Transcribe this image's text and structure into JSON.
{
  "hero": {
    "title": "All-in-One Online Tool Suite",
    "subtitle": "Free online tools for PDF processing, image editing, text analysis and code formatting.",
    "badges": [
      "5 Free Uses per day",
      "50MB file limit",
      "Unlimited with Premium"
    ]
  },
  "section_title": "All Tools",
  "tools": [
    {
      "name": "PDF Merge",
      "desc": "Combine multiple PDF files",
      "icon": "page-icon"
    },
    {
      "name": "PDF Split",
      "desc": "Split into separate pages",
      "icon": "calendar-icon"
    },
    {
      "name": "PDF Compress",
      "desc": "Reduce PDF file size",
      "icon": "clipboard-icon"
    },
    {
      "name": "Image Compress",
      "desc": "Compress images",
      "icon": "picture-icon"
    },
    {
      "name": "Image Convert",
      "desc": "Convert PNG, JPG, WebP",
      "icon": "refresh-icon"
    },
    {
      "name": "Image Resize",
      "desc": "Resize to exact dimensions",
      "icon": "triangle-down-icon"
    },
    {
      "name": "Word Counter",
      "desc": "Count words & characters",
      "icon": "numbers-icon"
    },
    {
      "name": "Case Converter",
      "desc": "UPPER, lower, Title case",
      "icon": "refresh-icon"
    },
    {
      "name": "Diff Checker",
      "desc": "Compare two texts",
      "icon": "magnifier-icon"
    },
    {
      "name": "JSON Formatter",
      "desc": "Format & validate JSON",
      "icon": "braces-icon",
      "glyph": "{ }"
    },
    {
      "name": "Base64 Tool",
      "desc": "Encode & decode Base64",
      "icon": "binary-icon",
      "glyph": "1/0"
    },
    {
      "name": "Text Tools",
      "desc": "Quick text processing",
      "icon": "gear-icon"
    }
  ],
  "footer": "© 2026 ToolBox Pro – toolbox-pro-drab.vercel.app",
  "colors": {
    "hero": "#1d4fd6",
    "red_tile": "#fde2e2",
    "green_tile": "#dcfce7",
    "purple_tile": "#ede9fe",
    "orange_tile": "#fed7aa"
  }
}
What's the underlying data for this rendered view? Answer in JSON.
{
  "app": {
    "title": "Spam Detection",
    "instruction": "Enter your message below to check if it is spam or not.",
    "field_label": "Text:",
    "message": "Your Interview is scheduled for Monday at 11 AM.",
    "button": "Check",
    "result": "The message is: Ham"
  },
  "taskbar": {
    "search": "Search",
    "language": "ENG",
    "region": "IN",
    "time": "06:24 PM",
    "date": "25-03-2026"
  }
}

* **Short problem**: Would you write down every record again, exactly?

* **The reply**:
Transcribe this image's text and structure into JSON.
{
  "hero": {
    "title": "All-in-One Online Tool Suite",
    "subtitle": "Free online tools for PDF processing, image editing, text analysis and code formatting.",
    "badges": [
      "5 Free Uses per day",
      "50MB file limit",
      "Unlimited with Premium"
    ]
  },
  "section_title": "All Tools",
  "tools": [
    {
      "name": "PDF Merge",
      "desc": "Combine multiple PDF files",
      "icon": "page-icon"
    },
    {
      "name": "PDF Split",
      "desc": "Split into separate pages",
      "icon": "calendar-icon"
    },
    {
      "name": "PDF Compress",
      "desc": "Reduce PDF file size",
      "icon": "clipboard-icon"
    },
    {
      "name": "Image Compress",
      "desc": "Compress images",
      "icon": "picture-icon"
    },
    {
      "name": "Image Convert",
      "desc": "Convert PNG, JPG, WebP",
      "icon": "refresh-icon"
    },
    {
      "name": "Image Resize",
      "desc": "Resize to exact dimensions",
      "icon": "triangle-down-icon"
    },
    {
      "name": "Word Counter",
      "desc": "Count words & characters",
      "icon": "numbers-icon"
    },
    {
      "name": "Case Converter",
      "desc": "UPPER, lower, Title case",
      "icon": "refresh-icon"
    },
    {
      "name": "Diff Checker",
      "desc": "Compare two texts",
      "icon": "magnifier-icon"
    },
    {
      "name": "JSON Formatter",
      "desc": "Format & validate JSON",
      "icon": "braces-icon",
      "glyph": "{ }"
    },
    {
      "name": "Base64 Tool",
      "desc": "Encode & decode Base64",
      "icon": "binary-icon",
      "glyph": "1/0"
    },
    {
      "name": "Text Tools",
      "desc": "Quick text processing",
      "icon": "gear-icon"
    }
  ],
  "footer": "© 2026 ToolBox Pro – toolbox-pro-drab.vercel.app",
  "colors": {
    "hero": "#1d4fd6",
    "red_tile": "#fde2e2",
    "green_tile": "#dcfce7",
    "purple_tile": "#ede9fe",
    "orange_tile": "#fed7aa"
  }
}
What's the underlying data for this rendered view? Answer in JSON.
{
  "app": {
    "title": "Spam Detection",
    "instruction": "Enter your message below to check if it is spam or not.",
    "field_label": "Text:",
    "message": "Your Interview is scheduled for Monday at 11 AM.",
    "button": "Check",
    "result": "The message is: Ham"
  },
  "taskbar": {
    "search": "Search",
    "language": "ENG",
    "region": "IN",
    "time": "06:24 PM",
    "date": "25-03-2026"
  }
}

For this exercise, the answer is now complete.